◆ **REQUIRED WORK**
Repeat each line of the material below exactly as it appears, minus any pictures.

◆ **SUPPLIED MATERIAL**

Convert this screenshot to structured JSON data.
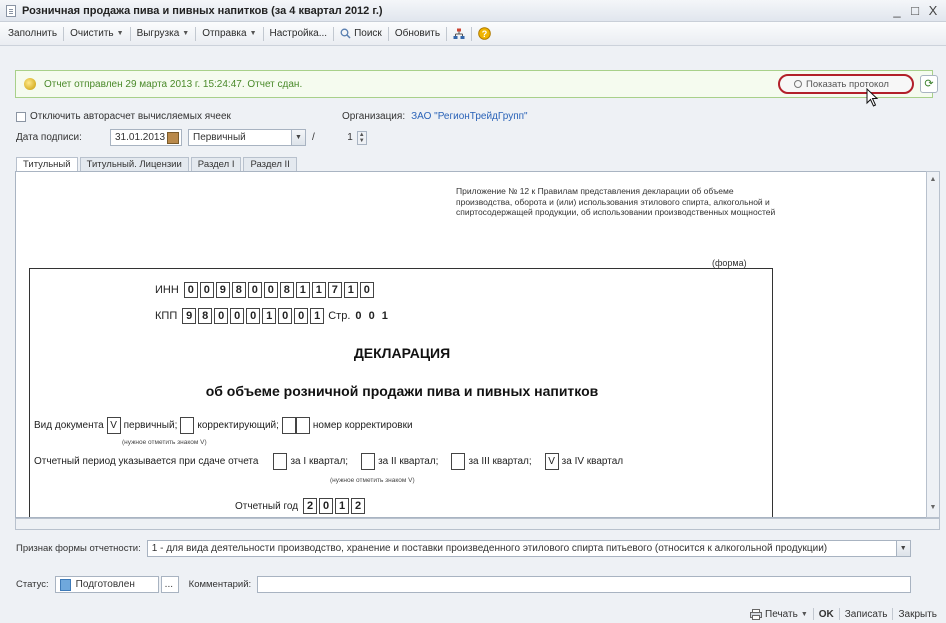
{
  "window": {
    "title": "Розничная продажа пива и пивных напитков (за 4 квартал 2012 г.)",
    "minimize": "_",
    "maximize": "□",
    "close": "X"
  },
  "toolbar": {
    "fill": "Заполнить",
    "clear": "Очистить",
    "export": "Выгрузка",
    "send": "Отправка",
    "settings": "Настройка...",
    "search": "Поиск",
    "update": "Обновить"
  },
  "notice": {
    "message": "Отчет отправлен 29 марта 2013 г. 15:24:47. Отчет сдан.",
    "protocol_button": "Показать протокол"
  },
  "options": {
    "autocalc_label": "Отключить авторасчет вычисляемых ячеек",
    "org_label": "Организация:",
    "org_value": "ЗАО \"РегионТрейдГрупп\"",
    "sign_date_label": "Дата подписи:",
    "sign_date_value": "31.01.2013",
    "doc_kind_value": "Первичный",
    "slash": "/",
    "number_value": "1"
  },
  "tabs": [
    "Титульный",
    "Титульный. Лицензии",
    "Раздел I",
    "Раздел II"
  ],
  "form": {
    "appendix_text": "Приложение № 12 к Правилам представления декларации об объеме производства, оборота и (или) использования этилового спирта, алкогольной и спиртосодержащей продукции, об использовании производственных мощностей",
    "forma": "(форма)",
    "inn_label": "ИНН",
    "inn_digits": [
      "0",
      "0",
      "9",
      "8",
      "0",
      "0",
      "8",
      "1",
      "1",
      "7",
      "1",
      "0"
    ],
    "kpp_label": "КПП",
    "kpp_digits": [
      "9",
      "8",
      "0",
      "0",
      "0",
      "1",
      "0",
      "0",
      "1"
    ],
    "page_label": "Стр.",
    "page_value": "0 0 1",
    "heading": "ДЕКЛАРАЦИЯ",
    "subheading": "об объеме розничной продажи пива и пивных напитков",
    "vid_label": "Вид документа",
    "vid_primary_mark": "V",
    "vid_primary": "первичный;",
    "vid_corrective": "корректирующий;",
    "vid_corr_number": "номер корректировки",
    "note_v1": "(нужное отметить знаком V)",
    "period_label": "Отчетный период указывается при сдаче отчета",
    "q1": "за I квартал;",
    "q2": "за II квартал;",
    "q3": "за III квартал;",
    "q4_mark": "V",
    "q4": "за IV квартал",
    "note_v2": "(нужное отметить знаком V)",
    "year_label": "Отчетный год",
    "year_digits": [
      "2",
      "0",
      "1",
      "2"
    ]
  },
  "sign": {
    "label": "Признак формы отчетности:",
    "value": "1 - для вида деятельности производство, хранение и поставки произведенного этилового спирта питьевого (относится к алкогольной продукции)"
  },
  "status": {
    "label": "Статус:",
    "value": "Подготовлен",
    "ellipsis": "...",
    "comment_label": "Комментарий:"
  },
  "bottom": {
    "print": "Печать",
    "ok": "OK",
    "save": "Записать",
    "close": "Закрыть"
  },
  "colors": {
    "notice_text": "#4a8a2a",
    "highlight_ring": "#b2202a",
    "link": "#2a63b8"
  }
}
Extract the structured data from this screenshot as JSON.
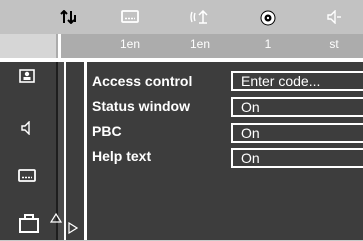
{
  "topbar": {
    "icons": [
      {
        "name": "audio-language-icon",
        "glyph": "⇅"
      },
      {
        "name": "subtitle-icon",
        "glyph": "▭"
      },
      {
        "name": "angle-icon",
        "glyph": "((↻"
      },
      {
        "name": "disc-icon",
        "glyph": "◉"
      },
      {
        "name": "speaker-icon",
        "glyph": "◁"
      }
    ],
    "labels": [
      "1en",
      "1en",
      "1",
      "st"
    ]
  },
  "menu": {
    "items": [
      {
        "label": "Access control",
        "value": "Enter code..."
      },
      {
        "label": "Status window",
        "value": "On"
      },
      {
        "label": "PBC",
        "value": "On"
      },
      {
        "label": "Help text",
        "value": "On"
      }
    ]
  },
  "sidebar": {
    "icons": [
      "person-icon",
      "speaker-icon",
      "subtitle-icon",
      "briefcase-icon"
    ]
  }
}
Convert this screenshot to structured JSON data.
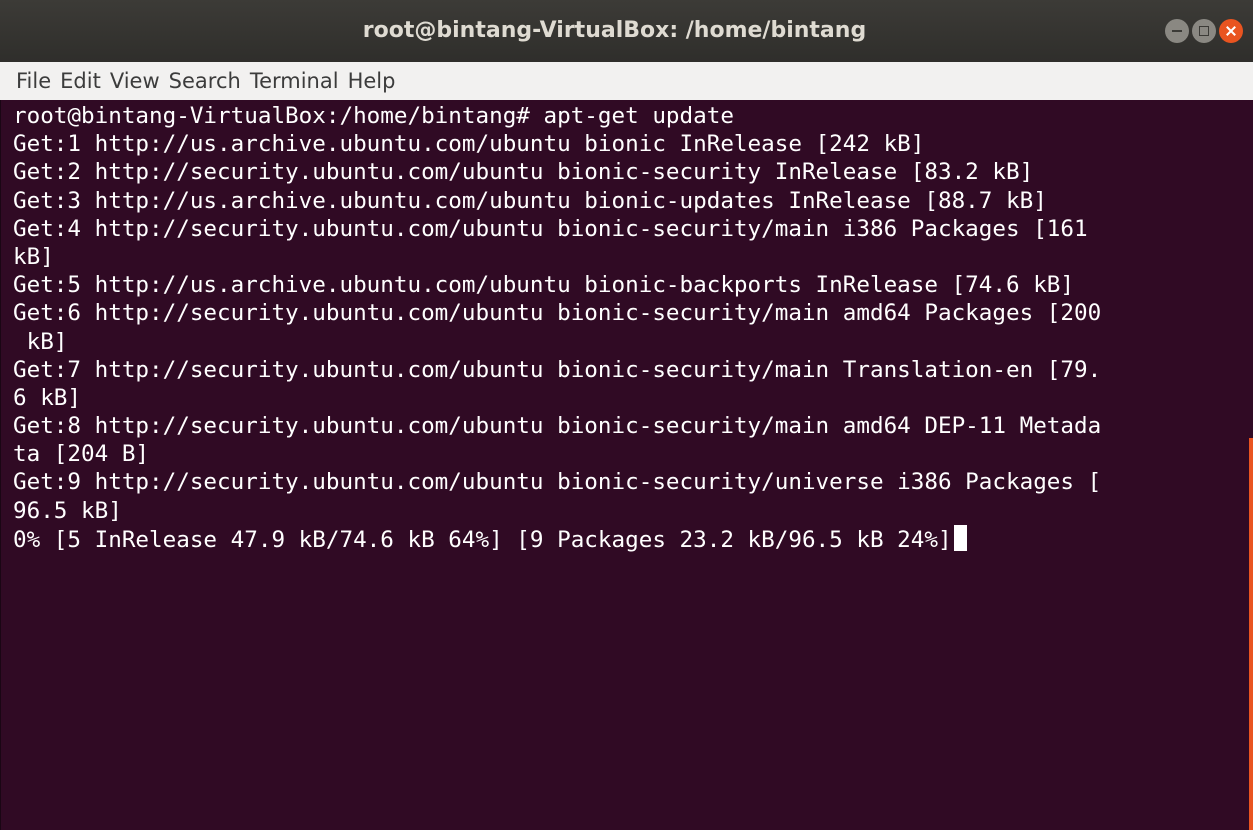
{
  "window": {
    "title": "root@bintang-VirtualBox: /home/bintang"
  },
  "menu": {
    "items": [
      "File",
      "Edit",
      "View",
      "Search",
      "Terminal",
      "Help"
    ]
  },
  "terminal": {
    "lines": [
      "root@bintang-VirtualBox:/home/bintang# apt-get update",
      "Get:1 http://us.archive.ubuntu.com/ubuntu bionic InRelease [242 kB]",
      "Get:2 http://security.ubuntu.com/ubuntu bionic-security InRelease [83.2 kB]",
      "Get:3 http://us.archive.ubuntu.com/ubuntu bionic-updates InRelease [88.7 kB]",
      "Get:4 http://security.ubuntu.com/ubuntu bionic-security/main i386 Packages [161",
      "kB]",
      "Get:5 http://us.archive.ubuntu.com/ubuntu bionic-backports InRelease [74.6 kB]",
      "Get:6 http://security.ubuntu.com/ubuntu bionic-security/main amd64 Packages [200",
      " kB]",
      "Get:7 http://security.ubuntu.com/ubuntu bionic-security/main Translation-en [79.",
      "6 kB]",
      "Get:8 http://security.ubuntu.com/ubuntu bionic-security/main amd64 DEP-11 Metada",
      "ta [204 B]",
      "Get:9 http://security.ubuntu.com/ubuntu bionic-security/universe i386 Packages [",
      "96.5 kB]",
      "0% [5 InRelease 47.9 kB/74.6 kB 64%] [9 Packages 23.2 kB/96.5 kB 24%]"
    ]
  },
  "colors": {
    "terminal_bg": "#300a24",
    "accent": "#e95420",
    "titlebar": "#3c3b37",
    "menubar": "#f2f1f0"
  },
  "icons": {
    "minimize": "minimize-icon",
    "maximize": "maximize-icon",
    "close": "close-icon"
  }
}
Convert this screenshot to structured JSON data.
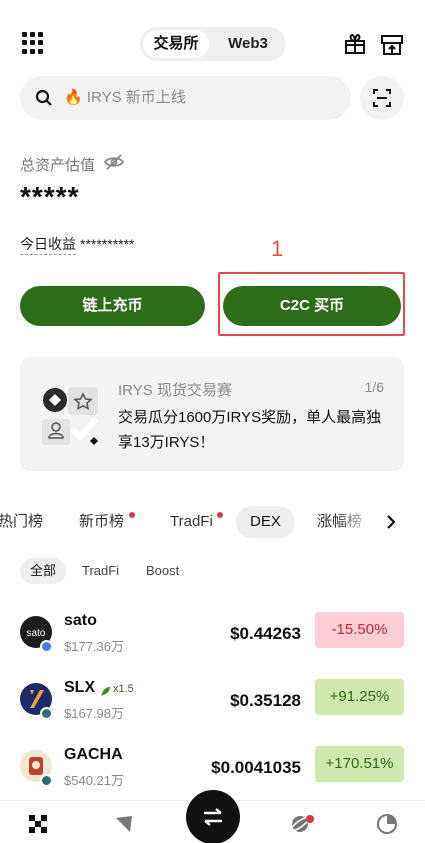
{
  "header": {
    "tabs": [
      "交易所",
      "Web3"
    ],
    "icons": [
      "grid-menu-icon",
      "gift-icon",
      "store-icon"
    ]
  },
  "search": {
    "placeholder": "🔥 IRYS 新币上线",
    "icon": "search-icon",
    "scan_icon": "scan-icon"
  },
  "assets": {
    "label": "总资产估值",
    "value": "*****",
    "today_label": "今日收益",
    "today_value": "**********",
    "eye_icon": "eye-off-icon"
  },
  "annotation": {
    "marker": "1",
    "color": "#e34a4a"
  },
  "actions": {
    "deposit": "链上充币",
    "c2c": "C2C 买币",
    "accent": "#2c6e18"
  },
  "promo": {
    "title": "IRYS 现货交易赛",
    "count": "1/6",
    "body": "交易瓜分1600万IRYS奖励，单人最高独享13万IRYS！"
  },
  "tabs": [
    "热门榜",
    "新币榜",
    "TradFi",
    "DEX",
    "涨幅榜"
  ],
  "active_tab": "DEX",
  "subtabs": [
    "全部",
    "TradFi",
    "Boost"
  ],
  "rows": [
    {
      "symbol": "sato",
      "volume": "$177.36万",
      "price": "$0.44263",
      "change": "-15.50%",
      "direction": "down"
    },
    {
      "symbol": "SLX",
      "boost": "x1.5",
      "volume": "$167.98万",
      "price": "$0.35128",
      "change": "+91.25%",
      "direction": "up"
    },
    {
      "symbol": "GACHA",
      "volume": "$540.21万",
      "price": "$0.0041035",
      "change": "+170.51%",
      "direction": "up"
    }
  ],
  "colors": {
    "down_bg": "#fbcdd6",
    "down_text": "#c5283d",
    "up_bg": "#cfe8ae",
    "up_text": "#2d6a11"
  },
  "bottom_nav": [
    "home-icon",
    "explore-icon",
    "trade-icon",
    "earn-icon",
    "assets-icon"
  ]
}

◆ **SOLUTION FOR THIS EXERCISE**
Convert this screenshot to structured JSON data.
{
  "window": {
    "title": "Розничная продажа пива и пивных напитков (за 4 квартал 2012 г.)",
    "minimize": "_",
    "maximize": "□",
    "close": "X"
  },
  "toolbar": {
    "fill": "Заполнить",
    "clear": "Очистить",
    "export": "Выгрузка",
    "send": "Отправка",
    "settings": "Настройка...",
    "search": "Поиск",
    "update": "Обновить"
  },
  "notice": {
    "message": "Отчет отправлен 29 марта 2013 г. 15:24:47. Отчет сдан.",
    "protocol_button": "Показать протокол"
  },
  "options": {
    "autocalc_label": "Отключить авторасчет вычисляемых ячеек",
    "org_label": "Организация:",
    "org_value": "ЗАО \"РегионТрейдГрупп\"",
    "sign_date_label": "Дата подписи:",
    "sign_date_value": "31.01.2013",
    "doc_kind_value": "Первичный",
    "slash": "/",
    "number_value": "1"
  },
  "tabs": [
    "Титульный",
    "Титульный. Лицензии",
    "Раздел I",
    "Раздел II"
  ],
  "form": {
    "appendix_text": "Приложение № 12 к Правилам представления декларации об объеме производства, оборота и (или) использования этилового спирта, алкогольной и спиртосодержащей продукции, об использовании производственных мощностей",
    "forma": "(форма)",
    "inn_label": "ИНН",
    "inn_digits": [
      "0",
      "0",
      "9",
      "8",
      "0",
      "0",
      "8",
      "1",
      "1",
      "7",
      "1",
      "0"
    ],
    "kpp_label": "КПП",
    "kpp_digits": [
      "9",
      "8",
      "0",
      "0",
      "0",
      "1",
      "0",
      "0",
      "1"
    ],
    "page_label": "Стр.",
    "page_value": "0 0 1",
    "heading": "ДЕКЛАРАЦИЯ",
    "subheading": "об объеме розничной продажи пива и пивных напитков",
    "vid_label": "Вид документа",
    "vid_primary_mark": "V",
    "vid_primary": "первичный;",
    "vid_corrective": "корректирующий;",
    "vid_corr_number": "номер корректировки",
    "note_v1": "(нужное отметить знаком V)",
    "period_label": "Отчетный период указывается при сдаче отчета",
    "q1": "за I квартал;",
    "q2": "за II квартал;",
    "q3": "за III квартал;",
    "q4_mark": "V",
    "q4": "за IV квартал",
    "note_v2": "(нужное отметить знаком V)",
    "year_label": "Отчетный год",
    "year_digits": [
      "2",
      "0",
      "1",
      "2"
    ]
  },
  "sign": {
    "label": "Признак формы отчетности:",
    "value": "1 - для вида деятельности производство, хранение и поставки произведенного этилового спирта питьевого (относится к алкогольной продукции)"
  },
  "status": {
    "label": "Статус:",
    "value": "Подготовлен",
    "ellipsis": "...",
    "comment_label": "Комментарий:"
  },
  "bottom": {
    "print": "Печать",
    "ok": "OK",
    "save": "Записать",
    "close": "Закрыть"
  },
  "colors": {
    "notice_text": "#4a8a2a",
    "highlight_ring": "#b2202a",
    "link": "#2a63b8"
  }
}
Extract the structured data from this screenshot as JSON.
{
  "topbar": {
    "icons": [
      {
        "name": "audio-language-icon",
        "glyph": "⇅"
      },
      {
        "name": "subtitle-icon",
        "glyph": "▭"
      },
      {
        "name": "angle-icon",
        "glyph": "((↻"
      },
      {
        "name": "disc-icon",
        "glyph": "◉"
      },
      {
        "name": "speaker-icon",
        "glyph": "◁"
      }
    ],
    "labels": [
      "1en",
      "1en",
      "1",
      "st"
    ]
  },
  "menu": {
    "items": [
      {
        "label": "Access control",
        "value": "Enter code..."
      },
      {
        "label": "Status window",
        "value": "On"
      },
      {
        "label": "PBC",
        "value": "On"
      },
      {
        "label": "Help text",
        "value": "On"
      }
    ]
  },
  "sidebar": {
    "icons": [
      "person-icon",
      "speaker-icon",
      "subtitle-icon",
      "briefcase-icon"
    ]
  }
}
Convert this screenshot to structured JSON data.
{
  "window": {
    "title": "root@bintang-VirtualBox: /home/bintang"
  },
  "menu": {
    "items": [
      "File",
      "Edit",
      "View",
      "Search",
      "Terminal",
      "Help"
    ]
  },
  "terminal": {
    "lines": [
      "root@bintang-VirtualBox:/home/bintang# apt-get update",
      "Get:1 http://us.archive.ubuntu.com/ubuntu bionic InRelease [242 kB]",
      "Get:2 http://security.ubuntu.com/ubuntu bionic-security InRelease [83.2 kB]",
      "Get:3 http://us.archive.ubuntu.com/ubuntu bionic-updates InRelease [88.7 kB]",
      "Get:4 http://security.ubuntu.com/ubuntu bionic-security/main i386 Packages [161",
      "kB]",
      "Get:5 http://us.archive.ubuntu.com/ubuntu bionic-backports InRelease [74.6 kB]",
      "Get:6 http://security.ubuntu.com/ubuntu bionic-security/main amd64 Packages [200",
      " kB]",
      "Get:7 http://security.ubuntu.com/ubuntu bionic-security/main Translation-en [79.",
      "6 kB]",
      "Get:8 http://security.ubuntu.com/ubuntu bionic-security/main amd64 DEP-11 Metada",
      "ta [204 B]",
      "Get:9 http://security.ubuntu.com/ubuntu bionic-security/universe i386 Packages [",
      "96.5 kB]",
      "0% [5 InRelease 47.9 kB/74.6 kB 64%] [9 Packages 23.2 kB/96.5 kB 24%]"
    ]
  },
  "colors": {
    "terminal_bg": "#300a24",
    "accent": "#e95420",
    "titlebar": "#3c3b37",
    "menubar": "#f2f1f0"
  },
  "icons": {
    "minimize": "minimize-icon",
    "maximize": "maximize-icon",
    "close": "close-icon"
  }
}
Convert this screenshot to structured JSON data.
{
  "header": {
    "tabs": [
      "交易所",
      "Web3"
    ],
    "icons": [
      "grid-menu-icon",
      "gift-icon",
      "store-icon"
    ]
  },
  "search": {
    "placeholder": "🔥 IRYS 新币上线",
    "icon": "search-icon",
    "scan_icon": "scan-icon"
  },
  "assets": {
    "label": "总资产估值",
    "value": "*****",
    "today_label": "今日收益",
    "today_value": "**********",
    "eye_icon": "eye-off-icon"
  },
  "annotation": {
    "marker": "1",
    "color": "#e34a4a"
  },
  "actions": {
    "deposit": "链上充币",
    "c2c": "C2C 买币",
    "accent": "#2c6e18"
  },
  "promo": {
    "title": "IRYS 现货交易赛",
    "count": "1/6",
    "body": "交易瓜分1600万IRYS奖励，单人最高独享13万IRYS！"
  },
  "tabs": [
    "热门榜",
    "新币榜",
    "TradFi",
    "DEX",
    "涨幅榜"
  ],
  "active_tab": "DEX",
  "subtabs": [
    "全部",
    "TradFi",
    "Boost"
  ],
  "rows": [
    {
      "symbol": "sato",
      "volume": "$177.36万",
      "price": "$0.44263",
      "change": "-15.50%",
      "direction": "down"
    },
    {
      "symbol": "SLX",
      "boost": "x1.5",
      "volume": "$167.98万",
      "price": "$0.35128",
      "change": "+91.25%",
      "direction": "up"
    },
    {
      "symbol": "GACHA",
      "volume": "$540.21万",
      "price": "$0.0041035",
      "change": "+170.51%",
      "direction": "up"
    }
  ],
  "colors": {
    "down_bg": "#fbcdd6",
    "down_text": "#c5283d",
    "up_bg": "#cfe8ae",
    "up_text": "#2d6a11"
  },
  "bottom_nav": [
    "home-icon",
    "explore-icon",
    "trade-icon",
    "earn-icon",
    "assets-icon"
  ]
}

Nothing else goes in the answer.